>> Start Input for this task
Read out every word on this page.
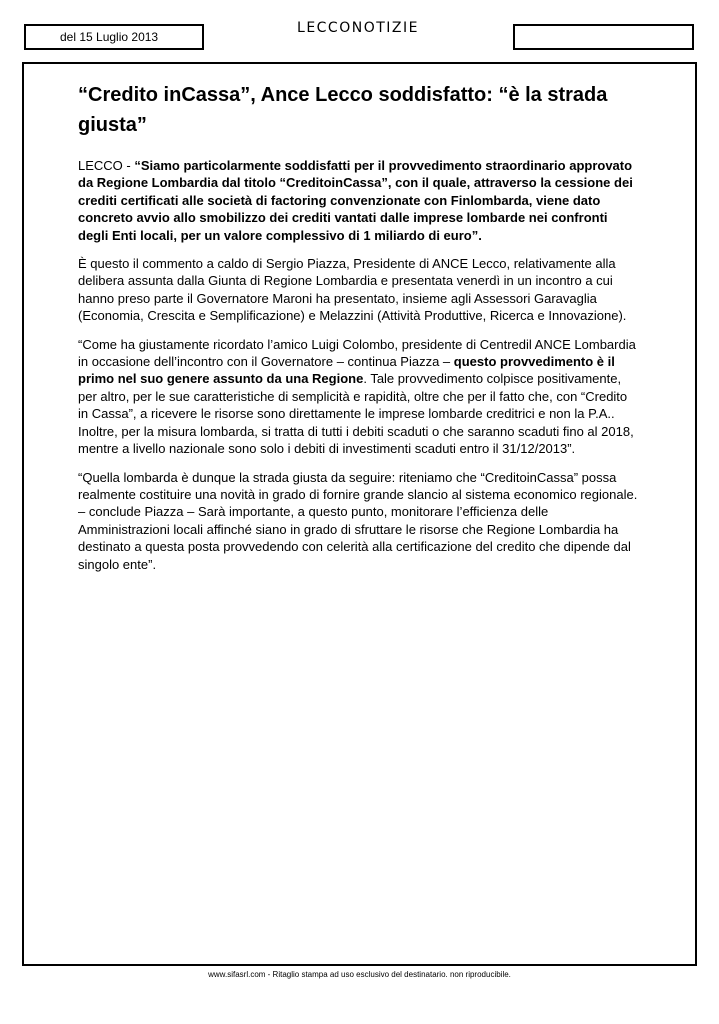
del 15 Luglio 2013
LECCONOTIZIE
“Credito inCassa”, Ance Lecco soddisfatto: “è la strada giusta”

LECCO - “Siamo particolarmente soddisfatti per il provvedimento straordinario approvato da Regione Lombardia dal titolo “CreditoinCassa”, con il quale, attraverso la cessione dei crediti certificati alle società di factoring convenzionate con Finlombarda, viene dato concreto avvio allo smobilizzo dei crediti vantati dalle imprese lombarde nei confronti degli Enti locali, per un valore complessivo di 1 miliardo di euro”.

È questo il commento a caldo di Sergio Piazza, Presidente di ANCE Lecco, relativamente alla delibera assunta dalla Giunta di Regione Lombardia e presentata venerdì in un incontro a cui hanno preso parte il Governatore Maroni ha presentato, insieme agli Assessori Garavaglia (Economia, Crescita e Semplificazione) e Melazzini (Attività Produttive, Ricerca e Innovazione).

“Come ha giustamente ricordato l’amico Luigi Colombo, presidente di Centredil ANCE Lombardia in occasione dell’incontro con il Governatore – continua Piazza – questo provvedimento è il primo nel suo genere assunto da una Regione. Tale provvedimento colpisce positivamente, per altro, per le sue caratteristiche di semplicità e rapidità, oltre che per il fatto che, con “Credito in Cassa”, a ricevere le risorse sono direttamente le imprese lombarde creditrici e non la P.A.. Inoltre, per la misura lombarda, si tratta di tutti i debiti scaduti o che saranno scaduti fino al 2018, mentre a livello nazionale sono solo i debiti di investimenti scaduti entro il 31/12/2013”.

“Quella lombarda è dunque la strada giusta da seguire: riteniamo che “CreditoinCassa” possa realmente costituire una novità in grado di fornire grande slancio al sistema economico regionale. – conclude Piazza – Sarà importante, a questo punto, monitorare l’efficienza delle Amministrazioni locali affinché siano in grado di sfruttare le risorse che Regione Lombardia ha destinato a questa posta provvedendo con celerità alla certificazione del credito che dipende dal singolo ente”.

www.sifasrl.com - Ritaglio stampa ad uso esclusivo del destinatario. non riproducibile.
>> End Input for this task
--- Direction ---
Restate the entire listing word for word, excluding pictures.

--- Exercise result ---
Read out every word on this page.
del 15 Luglio 2013
LECCONOTIZIE
“Credito inCassa”, Ance Lecco soddisfatto: “è la strada giusta”

LECCO - “Siamo particolarmente soddisfatti per il provvedimento straordinario approvato da Regione Lombardia dal titolo “CreditoinCassa”, con il quale, attraverso la cessione dei crediti certificati alle società di factoring convenzionate con Finlombarda, viene dato concreto avvio allo smobilizzo dei crediti vantati dalle imprese lombarde nei confronti degli Enti locali, per un valore complessivo di 1 miliardo di euro”.

È questo il commento a caldo di Sergio Piazza, Presidente di ANCE Lecco, relativamente alla delibera assunta dalla Giunta di Regione Lombardia e presentata venerdì in un incontro a cui hanno preso parte il Governatore Maroni ha presentato, insieme agli Assessori Garavaglia (Economia, Crescita e Semplificazione) e Melazzini (Attività Produttive, Ricerca e Innovazione).

“Come ha giustamente ricordato l’amico Luigi Colombo, presidente di Centredil ANCE Lombardia in occasione dell’incontro con il Governatore – continua Piazza – questo provvedimento è il primo nel suo genere assunto da una Regione. Tale provvedimento colpisce positivamente, per altro, per le sue caratteristiche di semplicità e rapidità, oltre che per il fatto che, con “Credito in Cassa”, a ricevere le risorse sono direttamente le imprese lombarde creditrici e non la P.A.. Inoltre, per la misura lombarda, si tratta di tutti i debiti scaduti o che saranno scaduti fino al 2018, mentre a livello nazionale sono solo i debiti di investimenti scaduti entro il 31/12/2013”.

“Quella lombarda è dunque la strada giusta da seguire: riteniamo che “CreditoinCassa” possa realmente costituire una novità in grado di fornire grande slancio al sistema economico regionale. – conclude Piazza – Sarà importante, a questo punto, monitorare l’efficienza delle Amministrazioni locali affinché siano in grado di sfruttare le risorse che Regione Lombardia ha destinato a questa posta provvedendo con celerità alla certificazione del credito che dipende dal singolo ente”.

www.sifasrl.com - Ritaglio stampa ad uso esclusivo del destinatario. non riproducibile.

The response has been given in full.